Raw records
--
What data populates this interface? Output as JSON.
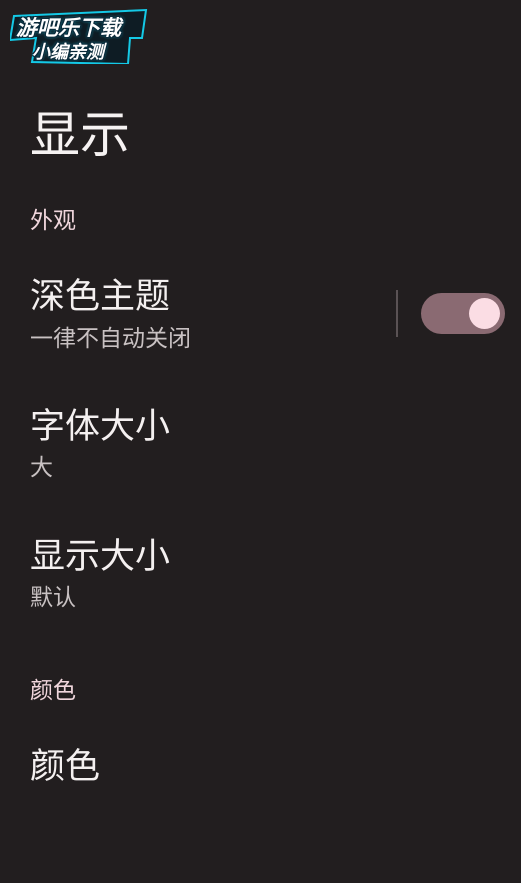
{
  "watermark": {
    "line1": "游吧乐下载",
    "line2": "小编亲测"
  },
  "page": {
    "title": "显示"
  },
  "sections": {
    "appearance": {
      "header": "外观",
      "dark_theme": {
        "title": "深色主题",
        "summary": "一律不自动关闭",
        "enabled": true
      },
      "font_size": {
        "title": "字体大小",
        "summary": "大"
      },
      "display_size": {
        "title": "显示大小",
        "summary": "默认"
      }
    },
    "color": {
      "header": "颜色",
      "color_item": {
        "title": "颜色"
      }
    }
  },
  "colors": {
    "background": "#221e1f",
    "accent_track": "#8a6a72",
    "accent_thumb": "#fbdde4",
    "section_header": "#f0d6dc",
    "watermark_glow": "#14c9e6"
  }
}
--
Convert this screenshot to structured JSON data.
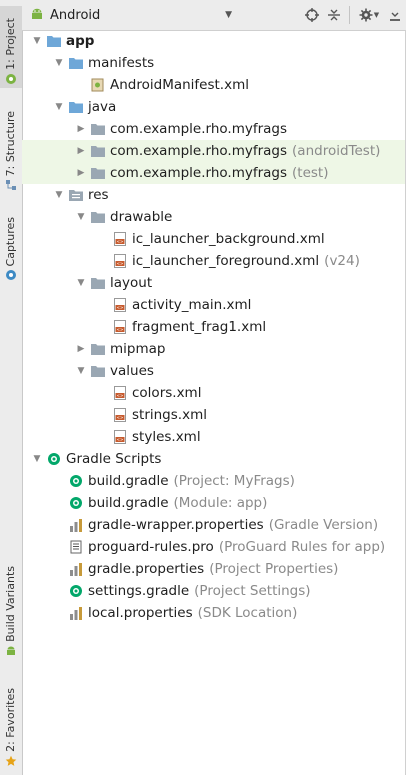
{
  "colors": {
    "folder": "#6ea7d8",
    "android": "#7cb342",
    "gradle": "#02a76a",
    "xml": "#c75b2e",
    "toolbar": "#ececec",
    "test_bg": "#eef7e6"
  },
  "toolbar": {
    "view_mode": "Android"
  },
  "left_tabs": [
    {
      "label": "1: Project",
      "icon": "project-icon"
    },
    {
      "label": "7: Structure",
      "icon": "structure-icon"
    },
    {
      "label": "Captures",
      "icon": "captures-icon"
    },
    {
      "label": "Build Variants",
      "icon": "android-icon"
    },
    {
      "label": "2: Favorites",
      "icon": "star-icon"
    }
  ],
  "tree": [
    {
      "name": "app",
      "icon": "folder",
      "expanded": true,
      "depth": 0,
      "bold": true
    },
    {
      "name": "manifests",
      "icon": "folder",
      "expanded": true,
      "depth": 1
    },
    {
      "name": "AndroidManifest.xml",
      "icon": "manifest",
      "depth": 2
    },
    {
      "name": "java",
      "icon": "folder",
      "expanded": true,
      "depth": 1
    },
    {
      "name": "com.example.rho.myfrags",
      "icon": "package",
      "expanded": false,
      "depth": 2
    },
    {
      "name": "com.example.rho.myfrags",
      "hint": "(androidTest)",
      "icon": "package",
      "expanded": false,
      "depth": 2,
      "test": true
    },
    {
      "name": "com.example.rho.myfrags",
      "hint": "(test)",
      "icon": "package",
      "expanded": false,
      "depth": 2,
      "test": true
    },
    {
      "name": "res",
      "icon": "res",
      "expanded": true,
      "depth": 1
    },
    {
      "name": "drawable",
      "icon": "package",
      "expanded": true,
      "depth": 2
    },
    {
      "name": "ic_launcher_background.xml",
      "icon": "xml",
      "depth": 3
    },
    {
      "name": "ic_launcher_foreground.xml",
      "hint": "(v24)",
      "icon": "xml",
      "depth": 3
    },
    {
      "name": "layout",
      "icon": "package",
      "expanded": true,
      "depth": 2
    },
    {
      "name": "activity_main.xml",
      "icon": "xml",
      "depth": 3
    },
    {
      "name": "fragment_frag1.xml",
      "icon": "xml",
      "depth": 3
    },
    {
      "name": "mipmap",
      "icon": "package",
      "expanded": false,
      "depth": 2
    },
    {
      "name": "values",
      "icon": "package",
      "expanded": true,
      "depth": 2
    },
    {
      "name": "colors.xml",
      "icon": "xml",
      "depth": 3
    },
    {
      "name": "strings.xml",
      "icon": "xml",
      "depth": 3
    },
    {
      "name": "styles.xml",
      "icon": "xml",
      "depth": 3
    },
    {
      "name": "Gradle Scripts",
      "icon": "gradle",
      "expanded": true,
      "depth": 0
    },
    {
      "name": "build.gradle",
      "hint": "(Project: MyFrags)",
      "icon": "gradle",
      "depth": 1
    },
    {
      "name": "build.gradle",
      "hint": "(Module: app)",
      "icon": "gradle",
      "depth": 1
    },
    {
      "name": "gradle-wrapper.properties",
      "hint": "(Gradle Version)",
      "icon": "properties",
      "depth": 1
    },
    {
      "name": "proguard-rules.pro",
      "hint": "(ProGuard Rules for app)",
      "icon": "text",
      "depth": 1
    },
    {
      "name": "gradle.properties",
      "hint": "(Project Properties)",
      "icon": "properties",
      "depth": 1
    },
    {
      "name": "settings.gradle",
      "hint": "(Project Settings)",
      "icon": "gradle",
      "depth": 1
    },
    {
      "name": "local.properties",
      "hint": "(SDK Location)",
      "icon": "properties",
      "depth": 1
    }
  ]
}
--
WORK TO DO
Filter the entries above down to the lines containing the word "title".

WORKED SOLUTION
    "title": "显示"
        "title": "深色主题",
        "title": "字体大小",
        "title": "显示大小",
        "title": "颜色"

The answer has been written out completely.